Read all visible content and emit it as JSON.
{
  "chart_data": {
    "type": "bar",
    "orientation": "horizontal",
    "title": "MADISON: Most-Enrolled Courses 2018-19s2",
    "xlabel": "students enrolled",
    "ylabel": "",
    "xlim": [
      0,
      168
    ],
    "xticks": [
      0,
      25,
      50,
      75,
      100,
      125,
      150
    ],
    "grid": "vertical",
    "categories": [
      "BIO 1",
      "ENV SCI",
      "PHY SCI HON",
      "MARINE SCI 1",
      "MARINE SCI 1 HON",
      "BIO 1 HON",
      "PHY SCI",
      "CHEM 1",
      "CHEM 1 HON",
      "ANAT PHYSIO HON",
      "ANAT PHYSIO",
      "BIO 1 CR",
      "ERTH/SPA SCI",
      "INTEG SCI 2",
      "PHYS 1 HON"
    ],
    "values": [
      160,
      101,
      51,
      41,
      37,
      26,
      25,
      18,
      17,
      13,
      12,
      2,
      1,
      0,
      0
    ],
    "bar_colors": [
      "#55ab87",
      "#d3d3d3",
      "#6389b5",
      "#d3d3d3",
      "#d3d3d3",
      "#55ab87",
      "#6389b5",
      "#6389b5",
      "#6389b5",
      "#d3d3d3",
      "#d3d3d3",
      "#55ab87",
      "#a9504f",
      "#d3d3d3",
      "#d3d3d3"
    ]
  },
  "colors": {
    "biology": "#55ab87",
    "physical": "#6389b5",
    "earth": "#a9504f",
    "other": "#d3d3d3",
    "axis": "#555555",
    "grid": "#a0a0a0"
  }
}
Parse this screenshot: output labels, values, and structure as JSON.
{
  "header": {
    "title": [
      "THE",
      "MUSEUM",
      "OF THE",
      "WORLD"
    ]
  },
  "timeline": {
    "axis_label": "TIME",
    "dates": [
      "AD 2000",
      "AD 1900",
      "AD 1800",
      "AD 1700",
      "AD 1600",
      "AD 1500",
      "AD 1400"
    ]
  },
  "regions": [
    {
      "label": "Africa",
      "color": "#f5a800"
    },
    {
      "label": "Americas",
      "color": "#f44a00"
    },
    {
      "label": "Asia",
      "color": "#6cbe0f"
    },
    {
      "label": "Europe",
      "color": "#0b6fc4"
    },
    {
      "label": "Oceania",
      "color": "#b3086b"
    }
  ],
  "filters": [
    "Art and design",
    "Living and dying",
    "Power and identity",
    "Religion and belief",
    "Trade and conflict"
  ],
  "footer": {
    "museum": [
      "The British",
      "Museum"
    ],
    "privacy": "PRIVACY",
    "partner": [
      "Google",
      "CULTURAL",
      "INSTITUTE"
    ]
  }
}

* The request *
Write out the material from the first line to the last, exactly.

* Task response *
Read all visible content and emit it as JSON.
{
  "chart_data": {
    "type": "bar",
    "orientation": "horizontal",
    "title": "MADISON: Most-Enrolled Courses 2018-19s2",
    "xlabel": "students enrolled",
    "ylabel": "",
    "xlim": [
      0,
      168
    ],
    "xticks": [
      0,
      25,
      50,
      75,
      100,
      125,
      150
    ],
    "grid": "vertical",
    "categories": [
      "BIO 1",
      "ENV SCI",
      "PHY SCI HON",
      "MARINE SCI 1",
      "MARINE SCI 1 HON",
      "BIO 1 HON",
      "PHY SCI",
      "CHEM 1",
      "CHEM 1 HON",
      "ANAT PHYSIO HON",
      "ANAT PHYSIO",
      "BIO 1 CR",
      "ERTH/SPA SCI",
      "INTEG SCI 2",
      "PHYS 1 HON"
    ],
    "values": [
      160,
      101,
      51,
      41,
      37,
      26,
      25,
      18,
      17,
      13,
      12,
      2,
      1,
      0,
      0
    ],
    "bar_colors": [
      "#55ab87",
      "#d3d3d3",
      "#6389b5",
      "#d3d3d3",
      "#d3d3d3",
      "#55ab87",
      "#6389b5",
      "#6389b5",
      "#6389b5",
      "#d3d3d3",
      "#d3d3d3",
      "#55ab87",
      "#a9504f",
      "#d3d3d3",
      "#d3d3d3"
    ]
  },
  "colors": {
    "biology": "#55ab87",
    "physical": "#6389b5",
    "earth": "#a9504f",
    "other": "#d3d3d3",
    "axis": "#555555",
    "grid": "#a0a0a0"
  }
}
Parse this screenshot: output labels, values, and structure as JSON.
{
  "header": {
    "title": [
      "THE",
      "MUSEUM",
      "OF THE",
      "WORLD"
    ]
  },
  "timeline": {
    "axis_label": "TIME",
    "dates": [
      "AD 2000",
      "AD 1900",
      "AD 1800",
      "AD 1700",
      "AD 1600",
      "AD 1500",
      "AD 1400"
    ]
  },
  "regions": [
    {
      "label": "Africa",
      "color": "#f5a800"
    },
    {
      "label": "Americas",
      "color": "#f44a00"
    },
    {
      "label": "Asia",
      "color": "#6cbe0f"
    },
    {
      "label": "Europe",
      "color": "#0b6fc4"
    },
    {
      "label": "Oceania",
      "color": "#b3086b"
    }
  ],
  "filters": [
    "Art and design",
    "Living and dying",
    "Power and identity",
    "Religion and belief",
    "Trade and conflict"
  ],
  "footer": {
    "museum": [
      "The British",
      "Museum"
    ],
    "privacy": "PRIVACY",
    "partner": [
      "Google",
      "CULTURAL",
      "INSTITUTE"
    ]
  }
}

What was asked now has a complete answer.